-- begin --

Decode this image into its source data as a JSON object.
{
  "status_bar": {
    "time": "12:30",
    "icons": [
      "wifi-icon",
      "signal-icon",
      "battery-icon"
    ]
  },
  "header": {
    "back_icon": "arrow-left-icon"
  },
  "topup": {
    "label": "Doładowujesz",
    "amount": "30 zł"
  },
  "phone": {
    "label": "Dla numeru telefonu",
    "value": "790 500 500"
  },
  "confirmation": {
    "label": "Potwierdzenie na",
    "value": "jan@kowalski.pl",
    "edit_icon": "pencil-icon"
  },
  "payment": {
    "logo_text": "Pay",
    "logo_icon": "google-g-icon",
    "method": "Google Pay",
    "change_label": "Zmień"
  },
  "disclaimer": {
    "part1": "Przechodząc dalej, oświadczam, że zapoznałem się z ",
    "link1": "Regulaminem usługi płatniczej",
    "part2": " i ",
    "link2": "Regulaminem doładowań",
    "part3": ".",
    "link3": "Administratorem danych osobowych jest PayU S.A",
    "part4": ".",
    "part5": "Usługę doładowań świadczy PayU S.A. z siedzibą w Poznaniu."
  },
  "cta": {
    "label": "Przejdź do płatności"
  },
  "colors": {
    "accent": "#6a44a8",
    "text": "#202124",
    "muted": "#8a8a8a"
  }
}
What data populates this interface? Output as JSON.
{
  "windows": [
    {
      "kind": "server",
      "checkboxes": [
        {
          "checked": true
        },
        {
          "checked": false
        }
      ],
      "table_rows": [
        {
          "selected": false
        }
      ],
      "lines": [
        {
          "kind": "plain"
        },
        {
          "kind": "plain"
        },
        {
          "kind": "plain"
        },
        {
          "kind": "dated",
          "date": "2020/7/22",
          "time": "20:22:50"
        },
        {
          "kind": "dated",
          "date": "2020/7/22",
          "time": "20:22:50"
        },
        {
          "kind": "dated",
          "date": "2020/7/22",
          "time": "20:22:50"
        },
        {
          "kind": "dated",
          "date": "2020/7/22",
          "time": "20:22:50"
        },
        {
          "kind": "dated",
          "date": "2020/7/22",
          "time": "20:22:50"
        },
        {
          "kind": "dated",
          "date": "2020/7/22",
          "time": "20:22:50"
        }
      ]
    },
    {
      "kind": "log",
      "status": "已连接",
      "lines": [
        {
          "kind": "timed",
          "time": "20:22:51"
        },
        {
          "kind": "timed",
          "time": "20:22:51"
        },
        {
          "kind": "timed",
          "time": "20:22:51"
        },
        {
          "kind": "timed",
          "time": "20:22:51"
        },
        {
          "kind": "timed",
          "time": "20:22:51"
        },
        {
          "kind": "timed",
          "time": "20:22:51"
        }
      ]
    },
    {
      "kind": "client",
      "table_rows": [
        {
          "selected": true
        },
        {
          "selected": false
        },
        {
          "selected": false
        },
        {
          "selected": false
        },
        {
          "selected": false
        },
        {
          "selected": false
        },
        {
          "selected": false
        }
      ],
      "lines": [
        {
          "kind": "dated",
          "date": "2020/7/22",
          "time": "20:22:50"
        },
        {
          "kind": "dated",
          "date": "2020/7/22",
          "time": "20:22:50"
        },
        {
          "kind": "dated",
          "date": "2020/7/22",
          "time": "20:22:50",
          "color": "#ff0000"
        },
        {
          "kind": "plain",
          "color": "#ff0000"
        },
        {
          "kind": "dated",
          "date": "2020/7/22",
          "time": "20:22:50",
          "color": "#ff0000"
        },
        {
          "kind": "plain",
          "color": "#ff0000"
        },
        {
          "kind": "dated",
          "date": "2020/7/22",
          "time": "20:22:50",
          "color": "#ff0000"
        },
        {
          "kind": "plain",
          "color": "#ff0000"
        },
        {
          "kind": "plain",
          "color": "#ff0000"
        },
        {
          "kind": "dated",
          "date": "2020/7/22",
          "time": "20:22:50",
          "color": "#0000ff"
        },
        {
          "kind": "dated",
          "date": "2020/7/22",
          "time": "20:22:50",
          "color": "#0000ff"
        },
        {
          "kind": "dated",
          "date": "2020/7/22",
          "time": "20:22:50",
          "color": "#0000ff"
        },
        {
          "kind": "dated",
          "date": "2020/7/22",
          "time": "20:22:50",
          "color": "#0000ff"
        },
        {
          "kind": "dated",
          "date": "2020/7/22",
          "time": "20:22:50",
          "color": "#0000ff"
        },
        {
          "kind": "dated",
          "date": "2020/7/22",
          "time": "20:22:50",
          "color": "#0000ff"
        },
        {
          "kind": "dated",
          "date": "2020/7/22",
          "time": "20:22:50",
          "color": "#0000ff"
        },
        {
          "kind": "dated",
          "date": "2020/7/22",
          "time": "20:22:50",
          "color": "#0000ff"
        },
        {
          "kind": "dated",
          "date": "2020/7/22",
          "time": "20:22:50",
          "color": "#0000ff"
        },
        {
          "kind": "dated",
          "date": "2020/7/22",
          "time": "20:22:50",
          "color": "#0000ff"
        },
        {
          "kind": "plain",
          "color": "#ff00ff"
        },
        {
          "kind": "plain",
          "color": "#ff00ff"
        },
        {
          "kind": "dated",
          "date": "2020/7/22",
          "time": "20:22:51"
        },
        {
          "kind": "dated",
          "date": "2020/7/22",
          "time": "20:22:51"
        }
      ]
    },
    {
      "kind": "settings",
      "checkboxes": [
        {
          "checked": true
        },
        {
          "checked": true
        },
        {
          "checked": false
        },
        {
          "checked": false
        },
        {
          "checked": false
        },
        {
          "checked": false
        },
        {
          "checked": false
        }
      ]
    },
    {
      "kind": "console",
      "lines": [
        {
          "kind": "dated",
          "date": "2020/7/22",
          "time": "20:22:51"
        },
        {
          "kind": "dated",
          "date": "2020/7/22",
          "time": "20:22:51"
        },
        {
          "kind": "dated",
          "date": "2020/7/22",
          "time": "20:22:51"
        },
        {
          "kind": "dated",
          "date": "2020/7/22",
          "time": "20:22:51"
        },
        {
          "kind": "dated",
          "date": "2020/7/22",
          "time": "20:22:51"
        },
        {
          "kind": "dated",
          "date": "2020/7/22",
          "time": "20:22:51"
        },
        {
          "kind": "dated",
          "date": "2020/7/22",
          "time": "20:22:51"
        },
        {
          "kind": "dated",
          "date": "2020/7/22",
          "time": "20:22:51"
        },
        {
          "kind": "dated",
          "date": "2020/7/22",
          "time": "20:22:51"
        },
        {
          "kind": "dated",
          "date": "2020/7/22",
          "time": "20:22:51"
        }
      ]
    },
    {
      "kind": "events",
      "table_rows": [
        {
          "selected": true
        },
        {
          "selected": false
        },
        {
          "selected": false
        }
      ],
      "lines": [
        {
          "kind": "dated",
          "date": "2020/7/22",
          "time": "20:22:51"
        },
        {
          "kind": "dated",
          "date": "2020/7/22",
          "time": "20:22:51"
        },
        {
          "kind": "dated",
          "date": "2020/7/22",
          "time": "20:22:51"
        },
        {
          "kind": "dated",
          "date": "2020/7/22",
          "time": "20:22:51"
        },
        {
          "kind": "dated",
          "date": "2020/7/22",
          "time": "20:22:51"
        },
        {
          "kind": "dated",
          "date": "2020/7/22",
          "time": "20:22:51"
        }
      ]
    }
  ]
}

-- end --

Print the material verbatim, all of it.

Decode this image into its source data as a JSON object.
{
  "status_bar": {
    "time": "12:30",
    "icons": [
      "wifi-icon",
      "signal-icon",
      "battery-icon"
    ]
  },
  "header": {
    "back_icon": "arrow-left-icon"
  },
  "topup": {
    "label": "Doładowujesz",
    "amount": "30 zł"
  },
  "phone": {
    "label": "Dla numeru telefonu",
    "value": "790 500 500"
  },
  "confirmation": {
    "label": "Potwierdzenie na",
    "value": "jan@kowalski.pl",
    "edit_icon": "pencil-icon"
  },
  "payment": {
    "logo_text": "Pay",
    "logo_icon": "google-g-icon",
    "method": "Google Pay",
    "change_label": "Zmień"
  },
  "disclaimer": {
    "part1": "Przechodząc dalej, oświadczam, że zapoznałem się z ",
    "link1": "Regulaminem usługi płatniczej",
    "part2": " i ",
    "link2": "Regulaminem doładowań",
    "part3": ".",
    "link3": "Administratorem danych osobowych jest PayU S.A",
    "part4": ".",
    "part5": "Usługę doładowań świadczy PayU S.A. z siedzibą w Poznaniu."
  },
  "cta": {
    "label": "Przejdź do płatności"
  },
  "colors": {
    "accent": "#6a44a8",
    "text": "#202124",
    "muted": "#8a8a8a"
  }
}
What data populates this interface? Output as JSON.
{
  "windows": [
    {
      "kind": "server",
      "checkboxes": [
        {
          "checked": true
        },
        {
          "checked": false
        }
      ],
      "table_rows": [
        {
          "selected": false
        }
      ],
      "lines": [
        {
          "kind": "plain"
        },
        {
          "kind": "plain"
        },
        {
          "kind": "plain"
        },
        {
          "kind": "dated",
          "date": "2020/7/22",
          "time": "20:22:50"
        },
        {
          "kind": "dated",
          "date": "2020/7/22",
          "time": "20:22:50"
        },
        {
          "kind": "dated",
          "date": "2020/7/22",
          "time": "20:22:50"
        },
        {
          "kind": "dated",
          "date": "2020/7/22",
          "time": "20:22:50"
        },
        {
          "kind": "dated",
          "date": "2020/7/22",
          "time": "20:22:50"
        },
        {
          "kind": "dated",
          "date": "2020/7/22",
          "time": "20:22:50"
        }
      ]
    },
    {
      "kind": "log",
      "status": "已连接",
      "lines": [
        {
          "kind": "timed",
          "time": "20:22:51"
        },
        {
          "kind": "timed",
          "time": "20:22:51"
        },
        {
          "kind": "timed",
          "time": "20:22:51"
        },
        {
          "kind": "timed",
          "time": "20:22:51"
        },
        {
          "kind": "timed",
          "time": "20:22:51"
        },
        {
          "kind": "timed",
          "time": "20:22:51"
        }
      ]
    },
    {
      "kind": "client",
      "table_rows": [
        {
          "selected": true
        },
        {
          "selected": false
        },
        {
          "selected": false
        },
        {
          "selected": false
        },
        {
          "selected": false
        },
        {
          "selected": false
        },
        {
          "selected": false
        }
      ],
      "lines": [
        {
          "kind": "dated",
          "date": "2020/7/22",
          "time": "20:22:50"
        },
        {
          "kind": "dated",
          "date": "2020/7/22",
          "time": "20:22:50"
        },
        {
          "kind": "dated",
          "date": "2020/7/22",
          "time": "20:22:50",
          "color": "#ff0000"
        },
        {
          "kind": "plain",
          "color": "#ff0000"
        },
        {
          "kind": "dated",
          "date": "2020/7/22",
          "time": "20:22:50",
          "color": "#ff0000"
        },
        {
          "kind": "plain",
          "color": "#ff0000"
        },
        {
          "kind": "dated",
          "date": "2020/7/22",
          "time": "20:22:50",
          "color": "#ff0000"
        },
        {
          "kind": "plain",
          "color": "#ff0000"
        },
        {
          "kind": "plain",
          "color": "#ff0000"
        },
        {
          "kind": "dated",
          "date": "2020/7/22",
          "time": "20:22:50",
          "color": "#0000ff"
        },
        {
          "kind": "dated",
          "date": "2020/7/22",
          "time": "20:22:50",
          "color": "#0000ff"
        },
        {
          "kind": "dated",
          "date": "2020/7/22",
          "time": "20:22:50",
          "color": "#0000ff"
        },
        {
          "kind": "dated",
          "date": "2020/7/22",
          "time": "20:22:50",
          "color": "#0000ff"
        },
        {
          "kind": "dated",
          "date": "2020/7/22",
          "time": "20:22:50",
          "color": "#0000ff"
        },
        {
          "kind": "dated",
          "date": "2020/7/22",
          "time": "20:22:50",
          "color": "#0000ff"
        },
        {
          "kind": "dated",
          "date": "2020/7/22",
          "time": "20:22:50",
          "color": "#0000ff"
        },
        {
          "kind": "dated",
          "date": "2020/7/22",
          "time": "20:22:50",
          "color": "#0000ff"
        },
        {
          "kind": "dated",
          "date": "2020/7/22",
          "time": "20:22:50",
          "color": "#0000ff"
        },
        {
          "kind": "dated",
          "date": "2020/7/22",
          "time": "20:22:50",
          "color": "#0000ff"
        },
        {
          "kind": "plain",
          "color": "#ff00ff"
        },
        {
          "kind": "plain",
          "color": "#ff00ff"
        },
        {
          "kind": "dated",
          "date": "2020/7/22",
          "time": "20:22:51"
        },
        {
          "kind": "dated",
          "date": "2020/7/22",
          "time": "20:22:51"
        }
      ]
    },
    {
      "kind": "settings",
      "checkboxes": [
        {
          "checked": true
        },
        {
          "checked": true
        },
        {
          "checked": false
        },
        {
          "checked": false
        },
        {
          "checked": false
        },
        {
          "checked": false
        },
        {
          "checked": false
        }
      ]
    },
    {
      "kind": "console",
      "lines": [
        {
          "kind": "dated",
          "date": "2020/7/22",
          "time": "20:22:51"
        },
        {
          "kind": "dated",
          "date": "2020/7/22",
          "time": "20:22:51"
        },
        {
          "kind": "dated",
          "date": "2020/7/22",
          "time": "20:22:51"
        },
        {
          "kind": "dated",
          "date": "2020/7/22",
          "time": "20:22:51"
        },
        {
          "kind": "dated",
          "date": "2020/7/22",
          "time": "20:22:51"
        },
        {
          "kind": "dated",
          "date": "2020/7/22",
          "time": "20:22:51"
        },
        {
          "kind": "dated",
          "date": "2020/7/22",
          "time": "20:22:51"
        },
        {
          "kind": "dated",
          "date": "2020/7/22",
          "time": "20:22:51"
        },
        {
          "kind": "dated",
          "date": "2020/7/22",
          "time": "20:22:51"
        },
        {
          "kind": "dated",
          "date": "2020/7/22",
          "time": "20:22:51"
        }
      ]
    },
    {
      "kind": "events",
      "table_rows": [
        {
          "selected": true
        },
        {
          "selected": false
        },
        {
          "selected": false
        }
      ],
      "lines": [
        {
          "kind": "dated",
          "date": "2020/7/22",
          "time": "20:22:51"
        },
        {
          "kind": "dated",
          "date": "2020/7/22",
          "time": "20:22:51"
        },
        {
          "kind": "dated",
          "date": "2020/7/22",
          "time": "20:22:51"
        },
        {
          "kind": "dated",
          "date": "2020/7/22",
          "time": "20:22:51"
        },
        {
          "kind": "dated",
          "date": "2020/7/22",
          "time": "20:22:51"
        },
        {
          "kind": "dated",
          "date": "2020/7/22",
          "time": "20:22:51"
        }
      ]
    }
  ]
}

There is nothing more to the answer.